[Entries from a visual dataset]
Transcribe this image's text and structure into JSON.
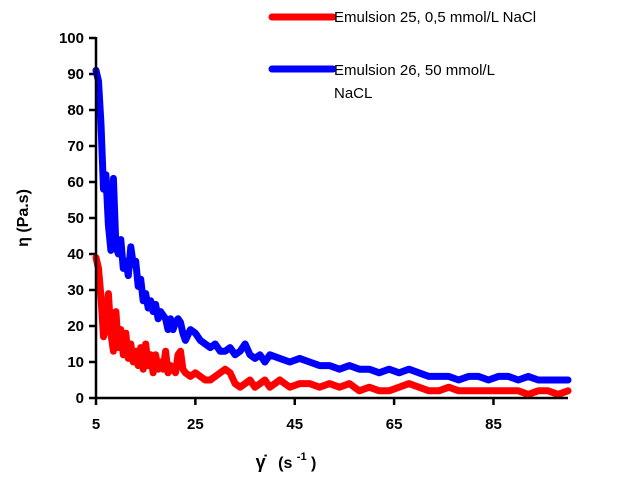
{
  "chart_data": {
    "type": "line",
    "ylabel": "η (Pa.s)",
    "xlabel": {
      "main": "γ̇",
      "unit_prefix": "(s",
      "unit_exp": "-1",
      "unit_suffix": ")"
    },
    "xlim": [
      5,
      100
    ],
    "ylim": [
      0,
      100
    ],
    "x_ticks": [
      5,
      25,
      45,
      65,
      85
    ],
    "y_ticks": [
      0,
      10,
      20,
      30,
      40,
      50,
      60,
      70,
      80,
      90,
      100
    ],
    "legend_placement": "top-right",
    "series": [
      {
        "name": "Emulsion 25, 0,5 mmol/L NaCl",
        "legend_lines": [
          "Emulsion 25, 0,5 mmol/L NaCl"
        ],
        "color": "#ff0000",
        "x": [
          5,
          5.5,
          6,
          6.5,
          7,
          7.5,
          8,
          8.5,
          9,
          9.5,
          10,
          10.5,
          11,
          11.5,
          12,
          12.5,
          13,
          13.5,
          14,
          14.5,
          15,
          15.5,
          16,
          16.5,
          17,
          17.5,
          18,
          18.5,
          19,
          19.5,
          20,
          20.5,
          21,
          21.5,
          22,
          22.5,
          23,
          24,
          25,
          26,
          27,
          28,
          29,
          30,
          31,
          32,
          33,
          34,
          35,
          36,
          37,
          38,
          39,
          40,
          42,
          44,
          46,
          48,
          50,
          52,
          54,
          56,
          58,
          60,
          62,
          64,
          66,
          68,
          70,
          72,
          74,
          76,
          78,
          80,
          82,
          84,
          86,
          88,
          90,
          92,
          94,
          96,
          98,
          100
        ],
        "y": [
          39,
          36,
          28,
          17,
          20,
          29,
          18,
          13,
          24,
          14,
          19,
          12,
          18,
          11,
          15,
          10,
          13,
          9,
          14,
          8,
          15,
          9,
          12,
          7,
          12,
          8,
          10,
          8,
          13,
          7,
          9,
          8,
          7,
          12,
          13,
          8,
          7,
          6,
          7,
          6,
          5,
          5,
          6,
          7,
          8,
          7,
          4,
          3,
          4,
          5,
          3,
          4,
          5,
          3,
          5,
          3,
          4,
          4,
          3,
          4,
          3,
          4,
          2,
          3,
          2,
          2,
          3,
          4,
          3,
          2,
          2,
          3,
          2,
          2,
          2,
          2,
          2,
          2,
          2,
          1,
          2,
          2,
          1,
          2
        ]
      },
      {
        "name": "Emulsion 26, 50 mmol/L NaCL",
        "legend_lines": [
          "Emulsion 26, 50 mmol/L",
          "NaCL"
        ],
        "color": "#0000ff",
        "x": [
          5,
          5.5,
          6,
          6.5,
          7,
          7.5,
          8,
          8.5,
          9,
          9.5,
          10,
          10.5,
          11,
          11.5,
          12,
          12.5,
          13,
          13.5,
          14,
          14.5,
          15,
          15.5,
          16,
          16.5,
          17,
          17.5,
          18,
          18.5,
          19,
          19.5,
          20,
          20.5,
          21,
          21.5,
          22,
          22.5,
          23,
          24,
          25,
          26,
          27,
          28,
          29,
          30,
          31,
          32,
          33,
          34,
          35,
          36,
          37,
          38,
          39,
          40,
          42,
          44,
          46,
          48,
          50,
          52,
          54,
          56,
          58,
          60,
          62,
          64,
          66,
          68,
          70,
          72,
          74,
          76,
          78,
          80,
          82,
          84,
          86,
          88,
          90,
          92,
          94,
          96,
          98,
          100
        ],
        "y": [
          91,
          88,
          76,
          58,
          62,
          48,
          41,
          61,
          42,
          40,
          44,
          36,
          38,
          34,
          42,
          37,
          38,
          31,
          33,
          27,
          29,
          25,
          27,
          24,
          26,
          22,
          24,
          23,
          22,
          19,
          22,
          19,
          21,
          22,
          21,
          18,
          16,
          19,
          18,
          16,
          15,
          14,
          15,
          13,
          13,
          14,
          12,
          13,
          15,
          12,
          11,
          12,
          10,
          12,
          11,
          10,
          11,
          10,
          9,
          9,
          8,
          9,
          8,
          8,
          7,
          8,
          7,
          8,
          7,
          6,
          6,
          6,
          5,
          6,
          6,
          5,
          6,
          6,
          5,
          6,
          5,
          5,
          5,
          5
        ]
      }
    ]
  }
}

Exercise objective: Gather each line in the data that holds the string "mmol".

Answer to the problem:
        "name": "Emulsion 25, 0,5 mmol/L NaCl",
          "Emulsion 25, 0,5 mmol/L NaCl"
        "name": "Emulsion 26, 50 mmol/L NaCL",
          "Emulsion 26, 50 mmol/L",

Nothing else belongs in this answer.